___ Entries ___
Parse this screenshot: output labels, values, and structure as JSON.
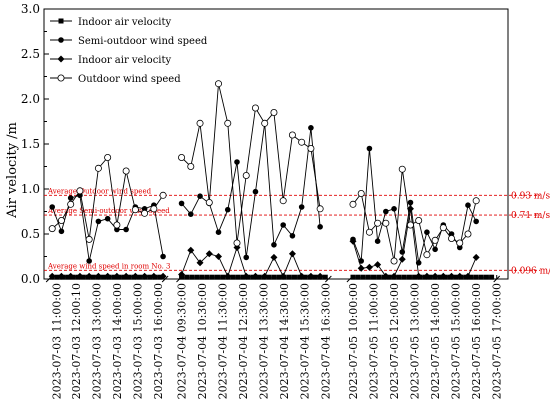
{
  "chart_data": {
    "type": "line",
    "title": "",
    "xlabel": "",
    "ylabel": "Air velocity /m",
    "ylim": [
      0,
      3.0
    ],
    "yticks": [
      "0.0",
      "0.5",
      "1.0",
      "1.5",
      "2.0",
      "2.5",
      "3.0"
    ],
    "grid": false,
    "legend_position": "top-left",
    "x_tick_labels": [
      "2023-07-03  11:00:00",
      "2023-07-03  12:00:10",
      "2023-07-03  13:00:00",
      "2023-07-03  14:00:00",
      "2023-07-03  15:00:00",
      "2023-07-03  16:00:00",
      "2023-07-04  09:30:00",
      "2023-07-04  10:30:00",
      "2023-07-04  11:30:00",
      "2023-07-04  12:30:00",
      "2023-07-04  13:30:00",
      "2023-07-04  14:30:00",
      "2023-07-04  15:30:00",
      "2023-07-04  16:30:00",
      "2023-07-05  10:00:00",
      "2023-07-05  11:00:00",
      "2023-07-05  12:00:00",
      "2023-07-05  13:00:00",
      "2023-07-05  14:00:00",
      "2023-07-05  15:00:00",
      "2023-07-05  16:00:00",
      "2023-07-05  17:00:00"
    ],
    "x_tick_positions": [
      0.4,
      2.3,
      4.3,
      6.3,
      8.3,
      10.3,
      12.6,
      14.6,
      16.6,
      18.6,
      20.6,
      22.6,
      24.6,
      26.6,
      29.3,
      31.3,
      33.3,
      35.3,
      37.3,
      39.3,
      41.3,
      43.3
    ],
    "segments": [
      [
        -0.3,
        11.0
      ],
      [
        12.4,
        26.9
      ],
      [
        29.0,
        43.3
      ]
    ],
    "series": [
      {
        "name": "Indoor air velocity",
        "marker": "square-filled",
        "values": [
          [
            [
              0.0,
              0.02
            ],
            [
              0.5,
              0.02
            ],
            [
              1.0,
              0.02
            ],
            [
              1.5,
              0.02
            ],
            [
              2.0,
              0.02
            ],
            [
              2.5,
              0.02
            ],
            [
              3.0,
              0.02
            ],
            [
              3.5,
              0.02
            ],
            [
              4.0,
              0.02
            ],
            [
              4.5,
              0.02
            ],
            [
              5.0,
              0.02
            ],
            [
              5.5,
              0.02
            ],
            [
              6.0,
              0.02
            ],
            [
              6.5,
              0.02
            ],
            [
              7.0,
              0.02
            ],
            [
              7.5,
              0.02
            ],
            [
              8.0,
              0.02
            ],
            [
              8.5,
              0.02
            ],
            [
              9.0,
              0.02
            ],
            [
              9.5,
              0.02
            ],
            [
              10.0,
              0.02
            ],
            [
              10.5,
              0.02
            ]
          ],
          [
            [
              12.6,
              0.02
            ],
            [
              13.1,
              0.02
            ],
            [
              13.6,
              0.02
            ],
            [
              14.1,
              0.02
            ],
            [
              14.6,
              0.02
            ],
            [
              15.1,
              0.02
            ],
            [
              15.6,
              0.02
            ],
            [
              16.1,
              0.02
            ],
            [
              16.6,
              0.02
            ],
            [
              17.1,
              0.02
            ],
            [
              17.6,
              0.02
            ],
            [
              18.1,
              0.02
            ],
            [
              18.6,
              0.02
            ],
            [
              19.1,
              0.02
            ],
            [
              19.6,
              0.02
            ],
            [
              20.1,
              0.02
            ],
            [
              20.6,
              0.02
            ],
            [
              21.1,
              0.02
            ],
            [
              21.6,
              0.02
            ],
            [
              22.1,
              0.02
            ],
            [
              22.6,
              0.02
            ],
            [
              23.1,
              0.02
            ],
            [
              23.6,
              0.02
            ],
            [
              24.1,
              0.02
            ],
            [
              24.6,
              0.02
            ],
            [
              25.1,
              0.02
            ],
            [
              25.6,
              0.02
            ],
            [
              26.1,
              0.02
            ],
            [
              26.6,
              0.02
            ]
          ],
          [
            [
              29.3,
              0.02
            ],
            [
              29.8,
              0.02
            ],
            [
              30.3,
              0.02
            ],
            [
              30.8,
              0.02
            ],
            [
              31.3,
              0.02
            ],
            [
              31.8,
              0.02
            ],
            [
              32.3,
              0.02
            ],
            [
              32.8,
              0.02
            ],
            [
              33.3,
              0.02
            ],
            [
              33.8,
              0.02
            ],
            [
              34.3,
              0.02
            ],
            [
              34.8,
              0.02
            ],
            [
              35.3,
              0.02
            ],
            [
              35.8,
              0.02
            ],
            [
              36.3,
              0.02
            ],
            [
              36.8,
              0.02
            ],
            [
              37.3,
              0.02
            ],
            [
              37.8,
              0.02
            ],
            [
              38.3,
              0.02
            ],
            [
              38.8,
              0.02
            ],
            [
              39.3,
              0.02
            ],
            [
              39.8,
              0.02
            ],
            [
              40.3,
              0.02
            ],
            [
              40.8,
              0.02
            ],
            [
              41.3,
              0.02
            ],
            [
              41.8,
              0.02
            ],
            [
              42.3,
              0.02
            ],
            [
              42.8,
              0.02
            ]
          ]
        ]
      },
      {
        "name": "Semi-outdoor wind speed",
        "marker": "circle-filled",
        "values": [
          [
            [
              0.0,
              0.8
            ],
            [
              0.9,
              0.53
            ],
            [
              1.8,
              0.9
            ],
            [
              2.7,
              0.93
            ],
            [
              3.6,
              0.2
            ],
            [
              4.5,
              0.64
            ],
            [
              5.4,
              0.67
            ],
            [
              6.3,
              0.55
            ],
            [
              7.2,
              0.55
            ],
            [
              8.1,
              0.8
            ],
            [
              9.0,
              0.78
            ],
            [
              9.9,
              0.82
            ],
            [
              10.8,
              0.25
            ]
          ],
          [
            [
              12.6,
              0.84
            ],
            [
              13.5,
              0.72
            ],
            [
              14.4,
              0.92
            ],
            [
              15.3,
              0.84
            ],
            [
              16.2,
              0.52
            ],
            [
              17.1,
              0.77
            ],
            [
              18.0,
              1.3
            ],
            [
              18.9,
              0.24
            ],
            [
              19.8,
              0.97
            ],
            [
              20.7,
              1.73
            ],
            [
              21.6,
              0.38
            ],
            [
              22.5,
              0.6
            ],
            [
              23.4,
              0.48
            ],
            [
              24.3,
              0.8
            ],
            [
              25.2,
              1.68
            ],
            [
              26.1,
              0.58
            ]
          ],
          [
            [
              29.3,
              0.44
            ],
            [
              30.1,
              0.2
            ],
            [
              30.9,
              1.45
            ],
            [
              31.7,
              0.42
            ],
            [
              32.5,
              0.75
            ],
            [
              33.3,
              0.78
            ],
            [
              34.1,
              0.3
            ],
            [
              34.9,
              0.85
            ],
            [
              35.7,
              0.18
            ],
            [
              36.5,
              0.52
            ],
            [
              37.3,
              0.33
            ],
            [
              38.1,
              0.6
            ],
            [
              38.9,
              0.5
            ],
            [
              39.7,
              0.35
            ],
            [
              40.5,
              0.82
            ],
            [
              41.3,
              0.64
            ]
          ]
        ]
      },
      {
        "name": "Indoor air velocity",
        "marker": "diamond-filled",
        "values": [
          [
            [
              0.0,
              0.03
            ],
            [
              0.9,
              0.03
            ],
            [
              1.8,
              0.03
            ],
            [
              2.7,
              0.03
            ],
            [
              3.6,
              0.03
            ],
            [
              4.5,
              0.03
            ],
            [
              5.4,
              0.03
            ],
            [
              6.3,
              0.03
            ],
            [
              7.2,
              0.03
            ],
            [
              8.1,
              0.03
            ],
            [
              9.0,
              0.03
            ],
            [
              9.9,
              0.03
            ],
            [
              10.8,
              0.03
            ]
          ],
          [
            [
              12.6,
              0.05
            ],
            [
              13.5,
              0.32
            ],
            [
              14.4,
              0.18
            ],
            [
              15.3,
              0.28
            ],
            [
              16.2,
              0.25
            ],
            [
              17.1,
              0.03
            ],
            [
              18.0,
              0.35
            ],
            [
              18.9,
              0.03
            ],
            [
              19.8,
              0.03
            ],
            [
              20.7,
              0.03
            ],
            [
              21.6,
              0.24
            ],
            [
              22.5,
              0.03
            ],
            [
              23.4,
              0.28
            ],
            [
              24.3,
              0.03
            ],
            [
              25.2,
              0.03
            ],
            [
              26.1,
              0.03
            ]
          ],
          [
            [
              29.3,
              0.42
            ],
            [
              30.1,
              0.12
            ],
            [
              30.9,
              0.13
            ],
            [
              31.7,
              0.16
            ],
            [
              32.5,
              0.03
            ],
            [
              33.3,
              0.03
            ],
            [
              34.1,
              0.22
            ],
            [
              34.9,
              0.78
            ],
            [
              35.7,
              0.03
            ],
            [
              36.5,
              0.03
            ],
            [
              37.3,
              0.03
            ],
            [
              38.1,
              0.03
            ],
            [
              38.9,
              0.03
            ],
            [
              39.7,
              0.03
            ],
            [
              40.5,
              0.03
            ],
            [
              41.3,
              0.24
            ]
          ]
        ]
      },
      {
        "name": "Outdoor wind speed",
        "marker": "circle-open",
        "values": [
          [
            [
              0.0,
              0.56
            ],
            [
              0.9,
              0.65
            ],
            [
              1.8,
              0.83
            ],
            [
              2.7,
              0.98
            ],
            [
              3.6,
              0.44
            ],
            [
              4.5,
              1.23
            ],
            [
              5.4,
              1.35
            ],
            [
              6.3,
              0.6
            ],
            [
              7.2,
              1.2
            ],
            [
              8.1,
              0.77
            ],
            [
              9.0,
              0.73
            ],
            [
              9.9,
              0.78
            ],
            [
              10.8,
              0.93
            ]
          ],
          [
            [
              12.6,
              1.35
            ],
            [
              13.5,
              1.25
            ],
            [
              14.4,
              1.73
            ],
            [
              15.3,
              0.85
            ],
            [
              16.2,
              2.17
            ],
            [
              17.1,
              1.73
            ],
            [
              18.0,
              0.4
            ],
            [
              18.9,
              1.15
            ],
            [
              19.8,
              1.9
            ],
            [
              20.7,
              1.73
            ],
            [
              21.6,
              1.85
            ],
            [
              22.5,
              0.87
            ],
            [
              23.4,
              1.6
            ],
            [
              24.3,
              1.52
            ],
            [
              25.2,
              1.45
            ],
            [
              26.1,
              0.78
            ]
          ],
          [
            [
              29.3,
              0.83
            ],
            [
              30.1,
              0.95
            ],
            [
              30.9,
              0.52
            ],
            [
              31.7,
              0.62
            ],
            [
              32.5,
              0.62
            ],
            [
              33.3,
              0.2
            ],
            [
              34.1,
              1.22
            ],
            [
              34.9,
              0.6
            ],
            [
              35.7,
              0.65
            ],
            [
              36.5,
              0.27
            ],
            [
              37.3,
              0.43
            ],
            [
              38.1,
              0.57
            ],
            [
              38.9,
              0.45
            ],
            [
              39.7,
              0.4
            ],
            [
              40.5,
              0.5
            ],
            [
              41.3,
              0.87
            ]
          ]
        ]
      }
    ],
    "reference_lines": [
      {
        "y": 0.93,
        "label": "Average Outdoor wind speed",
        "value_label": "0.93 m/s"
      },
      {
        "y": 0.71,
        "label": "Average Semi-outdoor wind speed",
        "value_label": "0.71 m/s"
      },
      {
        "y": 0.096,
        "label": "Average wind speed in room No. 3",
        "value_label": "0.096 m/s"
      }
    ],
    "reference_color": "#e00000"
  }
}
___
*Instruction*
Make a copy of each line that contains the string "Average".

*Task output*
        "label": "Average Outdoor wind speed",
        "label": "Average Semi-outdoor wind speed",
        "label": "Average wind speed in room No. 3",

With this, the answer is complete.